Reading text:
Name of analytic function identity

Doing partial integration on $$\int 1\times f(x)dx$$, one gets $$\int f(x)dx=xf(x)-\int xf'(x)dx+C$$ $$=xf(x)-\frac{x^2}2 f'(x)+\int \frac{x^2}2 f''(x)+C$$ $$=...=C+x\sum_{n=0}^\infty \frac{(-x)^n}{(n+1)!} f^{(n)}(x)$$
Replacing $$f(x)$$ by $$f'(x)$$ and bringing the right hand side to the left, this becomes $$\sum_{n=0}^\infty \frac{(-x)^n}{n!}f^{(n)}(x)=C$$

My questions:
A) Is this correct?
B) This identity was not hard to show and looks pretty nice, so I'm sure it has been found by other people, but I could not find any reference to it. Has it appeared anywhere before? If yes, what is its name?

Problem A:
Reproduce the listing lines verbatim, from its first line up to and including the line containing "hero-title: Super Value".

Extracted material:

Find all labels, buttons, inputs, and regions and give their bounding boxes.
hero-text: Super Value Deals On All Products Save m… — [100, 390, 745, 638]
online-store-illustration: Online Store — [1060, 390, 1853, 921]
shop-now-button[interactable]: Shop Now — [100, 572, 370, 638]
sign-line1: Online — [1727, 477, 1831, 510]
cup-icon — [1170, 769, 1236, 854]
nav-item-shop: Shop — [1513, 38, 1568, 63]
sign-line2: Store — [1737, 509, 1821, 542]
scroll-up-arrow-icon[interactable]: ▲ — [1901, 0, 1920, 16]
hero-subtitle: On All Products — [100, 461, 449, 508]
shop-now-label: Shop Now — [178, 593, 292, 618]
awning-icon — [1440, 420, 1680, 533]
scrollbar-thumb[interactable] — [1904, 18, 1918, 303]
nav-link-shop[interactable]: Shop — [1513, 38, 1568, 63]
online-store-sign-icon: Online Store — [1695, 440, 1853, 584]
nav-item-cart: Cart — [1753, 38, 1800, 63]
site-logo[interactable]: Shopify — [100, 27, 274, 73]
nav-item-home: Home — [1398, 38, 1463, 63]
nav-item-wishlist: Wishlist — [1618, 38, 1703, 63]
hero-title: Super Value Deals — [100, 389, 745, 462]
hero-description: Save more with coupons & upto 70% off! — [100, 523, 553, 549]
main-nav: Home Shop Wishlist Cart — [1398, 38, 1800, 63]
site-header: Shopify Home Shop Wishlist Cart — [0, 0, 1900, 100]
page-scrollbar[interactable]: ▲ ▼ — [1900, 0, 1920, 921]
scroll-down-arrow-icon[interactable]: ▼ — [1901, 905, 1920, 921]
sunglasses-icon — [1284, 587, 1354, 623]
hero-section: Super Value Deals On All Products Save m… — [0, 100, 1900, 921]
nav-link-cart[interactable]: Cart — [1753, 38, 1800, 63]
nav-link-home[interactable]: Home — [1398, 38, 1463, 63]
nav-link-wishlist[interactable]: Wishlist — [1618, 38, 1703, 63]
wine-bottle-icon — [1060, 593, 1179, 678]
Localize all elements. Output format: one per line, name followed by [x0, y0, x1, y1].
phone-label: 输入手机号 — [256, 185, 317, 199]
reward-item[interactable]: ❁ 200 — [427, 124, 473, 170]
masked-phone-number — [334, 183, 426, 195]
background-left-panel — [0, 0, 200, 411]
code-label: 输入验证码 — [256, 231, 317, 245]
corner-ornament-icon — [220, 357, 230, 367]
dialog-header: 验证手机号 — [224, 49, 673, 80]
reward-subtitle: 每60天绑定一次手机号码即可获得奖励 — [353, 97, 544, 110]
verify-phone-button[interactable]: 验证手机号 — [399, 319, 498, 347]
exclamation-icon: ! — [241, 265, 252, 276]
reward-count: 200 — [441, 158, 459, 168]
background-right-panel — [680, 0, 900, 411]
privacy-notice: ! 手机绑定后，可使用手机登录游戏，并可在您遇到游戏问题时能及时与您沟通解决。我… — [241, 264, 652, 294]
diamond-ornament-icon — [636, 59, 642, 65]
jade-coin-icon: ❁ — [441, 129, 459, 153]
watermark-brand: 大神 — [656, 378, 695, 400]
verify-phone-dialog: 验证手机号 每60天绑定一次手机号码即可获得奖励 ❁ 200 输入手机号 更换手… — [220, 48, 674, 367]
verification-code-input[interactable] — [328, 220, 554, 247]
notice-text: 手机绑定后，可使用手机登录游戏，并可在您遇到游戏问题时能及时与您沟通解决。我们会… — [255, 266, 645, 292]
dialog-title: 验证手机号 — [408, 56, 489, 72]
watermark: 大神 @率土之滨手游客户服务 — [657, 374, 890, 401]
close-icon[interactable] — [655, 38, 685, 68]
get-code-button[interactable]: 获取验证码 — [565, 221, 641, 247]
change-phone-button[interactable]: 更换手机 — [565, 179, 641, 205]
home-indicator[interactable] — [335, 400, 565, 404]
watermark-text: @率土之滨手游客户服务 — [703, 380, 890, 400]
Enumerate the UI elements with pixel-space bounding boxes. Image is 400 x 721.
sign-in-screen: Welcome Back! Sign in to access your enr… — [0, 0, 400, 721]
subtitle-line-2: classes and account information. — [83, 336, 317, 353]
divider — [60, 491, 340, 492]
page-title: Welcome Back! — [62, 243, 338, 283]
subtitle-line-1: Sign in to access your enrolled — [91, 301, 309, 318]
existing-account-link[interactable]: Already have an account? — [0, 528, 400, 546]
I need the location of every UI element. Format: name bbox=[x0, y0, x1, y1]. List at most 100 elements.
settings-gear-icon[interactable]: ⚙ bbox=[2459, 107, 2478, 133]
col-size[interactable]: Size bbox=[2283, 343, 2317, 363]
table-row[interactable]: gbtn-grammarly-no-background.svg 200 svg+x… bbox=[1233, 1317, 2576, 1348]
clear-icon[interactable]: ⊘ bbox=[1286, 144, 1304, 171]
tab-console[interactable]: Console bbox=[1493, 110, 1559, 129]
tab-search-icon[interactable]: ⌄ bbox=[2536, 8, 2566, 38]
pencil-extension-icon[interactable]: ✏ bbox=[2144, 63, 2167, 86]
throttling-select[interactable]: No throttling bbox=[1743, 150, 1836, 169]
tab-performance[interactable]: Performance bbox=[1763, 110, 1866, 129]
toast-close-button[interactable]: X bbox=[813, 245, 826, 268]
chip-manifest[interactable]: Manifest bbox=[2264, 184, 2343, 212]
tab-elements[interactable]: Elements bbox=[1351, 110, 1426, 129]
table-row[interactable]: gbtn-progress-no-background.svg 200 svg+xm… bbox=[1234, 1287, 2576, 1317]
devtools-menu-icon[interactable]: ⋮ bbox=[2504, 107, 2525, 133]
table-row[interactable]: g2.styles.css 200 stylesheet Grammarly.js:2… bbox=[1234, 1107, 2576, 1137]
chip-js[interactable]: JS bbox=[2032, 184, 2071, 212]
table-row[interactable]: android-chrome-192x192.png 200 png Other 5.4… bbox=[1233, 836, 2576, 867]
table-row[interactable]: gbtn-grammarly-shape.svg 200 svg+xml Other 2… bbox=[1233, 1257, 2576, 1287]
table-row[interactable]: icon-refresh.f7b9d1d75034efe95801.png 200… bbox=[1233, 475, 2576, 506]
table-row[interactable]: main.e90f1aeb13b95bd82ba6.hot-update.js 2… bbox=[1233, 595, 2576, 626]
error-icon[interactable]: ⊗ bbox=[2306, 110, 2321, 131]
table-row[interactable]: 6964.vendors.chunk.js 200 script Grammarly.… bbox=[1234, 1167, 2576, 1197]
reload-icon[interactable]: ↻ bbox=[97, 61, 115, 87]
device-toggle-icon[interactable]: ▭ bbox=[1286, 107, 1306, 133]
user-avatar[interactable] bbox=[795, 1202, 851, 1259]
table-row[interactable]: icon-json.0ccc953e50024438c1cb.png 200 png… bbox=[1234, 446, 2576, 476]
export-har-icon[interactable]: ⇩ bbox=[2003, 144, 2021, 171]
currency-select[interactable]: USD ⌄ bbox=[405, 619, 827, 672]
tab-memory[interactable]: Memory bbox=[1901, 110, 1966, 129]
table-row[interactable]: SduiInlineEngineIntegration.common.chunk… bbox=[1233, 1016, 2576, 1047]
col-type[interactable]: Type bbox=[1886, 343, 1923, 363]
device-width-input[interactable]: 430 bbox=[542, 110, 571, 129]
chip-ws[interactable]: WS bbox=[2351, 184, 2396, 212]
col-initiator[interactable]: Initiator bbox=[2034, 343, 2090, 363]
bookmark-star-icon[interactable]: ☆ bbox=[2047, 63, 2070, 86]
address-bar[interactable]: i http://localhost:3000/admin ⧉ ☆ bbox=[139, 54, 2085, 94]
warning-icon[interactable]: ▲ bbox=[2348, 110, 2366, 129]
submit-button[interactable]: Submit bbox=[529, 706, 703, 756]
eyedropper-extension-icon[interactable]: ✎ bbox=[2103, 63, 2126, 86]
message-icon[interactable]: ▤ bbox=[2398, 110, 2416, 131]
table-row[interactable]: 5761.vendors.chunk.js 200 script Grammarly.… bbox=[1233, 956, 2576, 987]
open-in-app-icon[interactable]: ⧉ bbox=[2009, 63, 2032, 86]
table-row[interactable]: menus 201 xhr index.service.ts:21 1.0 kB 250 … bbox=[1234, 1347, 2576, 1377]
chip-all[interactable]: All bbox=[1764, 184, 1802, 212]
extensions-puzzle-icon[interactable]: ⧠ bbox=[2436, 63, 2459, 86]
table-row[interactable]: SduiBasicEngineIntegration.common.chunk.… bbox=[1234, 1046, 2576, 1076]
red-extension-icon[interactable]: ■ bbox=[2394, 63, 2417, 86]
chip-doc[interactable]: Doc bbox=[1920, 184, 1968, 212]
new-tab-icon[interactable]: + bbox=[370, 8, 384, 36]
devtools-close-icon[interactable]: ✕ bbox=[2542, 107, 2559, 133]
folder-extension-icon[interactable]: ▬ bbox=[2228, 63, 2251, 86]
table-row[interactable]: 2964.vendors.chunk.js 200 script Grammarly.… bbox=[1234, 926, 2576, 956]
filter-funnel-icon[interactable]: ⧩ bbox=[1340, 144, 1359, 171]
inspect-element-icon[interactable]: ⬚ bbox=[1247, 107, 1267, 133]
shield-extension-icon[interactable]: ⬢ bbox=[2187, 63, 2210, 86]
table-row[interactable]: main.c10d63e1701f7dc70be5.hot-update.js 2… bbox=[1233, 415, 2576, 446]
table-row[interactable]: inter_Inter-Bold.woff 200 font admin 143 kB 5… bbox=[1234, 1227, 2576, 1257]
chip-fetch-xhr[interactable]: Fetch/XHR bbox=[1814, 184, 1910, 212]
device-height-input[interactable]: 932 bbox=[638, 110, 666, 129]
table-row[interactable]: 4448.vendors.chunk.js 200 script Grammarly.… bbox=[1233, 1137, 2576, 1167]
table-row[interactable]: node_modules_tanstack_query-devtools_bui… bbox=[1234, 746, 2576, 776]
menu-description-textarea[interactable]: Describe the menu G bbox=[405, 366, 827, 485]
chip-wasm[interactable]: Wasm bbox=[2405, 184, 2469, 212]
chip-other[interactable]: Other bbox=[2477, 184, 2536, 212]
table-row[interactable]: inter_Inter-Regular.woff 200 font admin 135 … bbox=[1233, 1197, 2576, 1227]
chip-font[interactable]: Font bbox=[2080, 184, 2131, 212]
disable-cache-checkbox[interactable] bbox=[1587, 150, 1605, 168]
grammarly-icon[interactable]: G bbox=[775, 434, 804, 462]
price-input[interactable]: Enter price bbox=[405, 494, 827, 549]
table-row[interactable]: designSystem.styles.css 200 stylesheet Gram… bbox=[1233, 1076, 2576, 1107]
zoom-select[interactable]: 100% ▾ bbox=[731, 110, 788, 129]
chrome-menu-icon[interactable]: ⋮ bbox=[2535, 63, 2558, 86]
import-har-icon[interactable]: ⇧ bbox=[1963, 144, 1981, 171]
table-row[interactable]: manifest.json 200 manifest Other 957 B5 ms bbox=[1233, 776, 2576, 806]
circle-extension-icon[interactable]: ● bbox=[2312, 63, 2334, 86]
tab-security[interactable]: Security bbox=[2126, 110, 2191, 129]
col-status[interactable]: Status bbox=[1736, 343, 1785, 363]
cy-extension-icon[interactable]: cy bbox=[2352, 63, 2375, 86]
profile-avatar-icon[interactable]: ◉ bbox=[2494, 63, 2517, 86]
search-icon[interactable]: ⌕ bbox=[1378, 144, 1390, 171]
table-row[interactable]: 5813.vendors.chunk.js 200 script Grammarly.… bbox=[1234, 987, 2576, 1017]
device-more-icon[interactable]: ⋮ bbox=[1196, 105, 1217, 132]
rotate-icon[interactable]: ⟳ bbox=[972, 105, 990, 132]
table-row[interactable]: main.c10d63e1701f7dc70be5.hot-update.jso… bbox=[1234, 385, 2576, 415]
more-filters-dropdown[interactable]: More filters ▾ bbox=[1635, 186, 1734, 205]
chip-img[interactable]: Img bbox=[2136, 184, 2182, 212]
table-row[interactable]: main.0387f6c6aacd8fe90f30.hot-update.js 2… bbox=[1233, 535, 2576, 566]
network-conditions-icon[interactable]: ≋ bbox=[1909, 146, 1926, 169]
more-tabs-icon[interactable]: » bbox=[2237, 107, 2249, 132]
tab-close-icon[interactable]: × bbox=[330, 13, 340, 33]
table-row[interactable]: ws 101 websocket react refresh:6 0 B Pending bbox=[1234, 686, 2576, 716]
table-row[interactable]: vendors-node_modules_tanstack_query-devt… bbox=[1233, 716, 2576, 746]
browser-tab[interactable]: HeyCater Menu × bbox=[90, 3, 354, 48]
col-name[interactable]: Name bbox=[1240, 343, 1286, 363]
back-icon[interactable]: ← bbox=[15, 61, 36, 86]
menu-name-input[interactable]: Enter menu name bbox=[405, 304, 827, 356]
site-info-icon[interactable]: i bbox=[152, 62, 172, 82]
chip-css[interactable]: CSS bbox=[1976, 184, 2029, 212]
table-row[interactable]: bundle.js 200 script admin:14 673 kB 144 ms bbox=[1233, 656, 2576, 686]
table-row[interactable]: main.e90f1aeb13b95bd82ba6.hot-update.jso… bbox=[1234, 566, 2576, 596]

Problem B:
Translate this sentence from the post about the analytic function identity into German: "This identity was not hard to show and looks pretty nice, so I'm sure it has been found by other people, but I could not find any reference to it."

Task result A:
Find all labels, buttons, inputs, and regions and give their bounding boxes.
hero-text: Super Value Deals On All Products Save m… — [100, 390, 745, 638]
online-store-illustration: Online Store — [1060, 390, 1853, 921]
shop-now-button[interactable]: Shop Now — [100, 572, 370, 638]
sign-line1: Online — [1727, 477, 1831, 510]
cup-icon — [1170, 769, 1236, 854]
nav-item-shop: Shop — [1513, 38, 1568, 63]
sign-line2: Store — [1737, 509, 1821, 542]
scroll-up-arrow-icon[interactable]: ▲ — [1901, 0, 1920, 16]
hero-subtitle: On All Products — [100, 461, 449, 508]
shop-now-label: Shop Now — [178, 593, 292, 618]
awning-icon — [1440, 420, 1680, 533]
scrollbar-thumb[interactable] — [1904, 18, 1918, 303]
nav-link-shop[interactable]: Shop — [1513, 38, 1568, 63]
online-store-sign-icon: Online Store — [1695, 440, 1853, 584]
nav-item-cart: Cart — [1753, 38, 1800, 63]
site-logo[interactable]: Shopify — [100, 27, 274, 73]
nav-item-home: Home — [1398, 38, 1463, 63]
nav-item-wishlist: Wishlist — [1618, 38, 1703, 63]
hero-title: Super Value Deals — [100, 389, 745, 462]

Task result B:
Diese Identität war nicht schwer zu zeigen und sieht ziemlich schön aus, daher bin ich sicher, dass sie schon von anderen gefunden wurde, aber ich konnte keinen Hinweis darauf finden.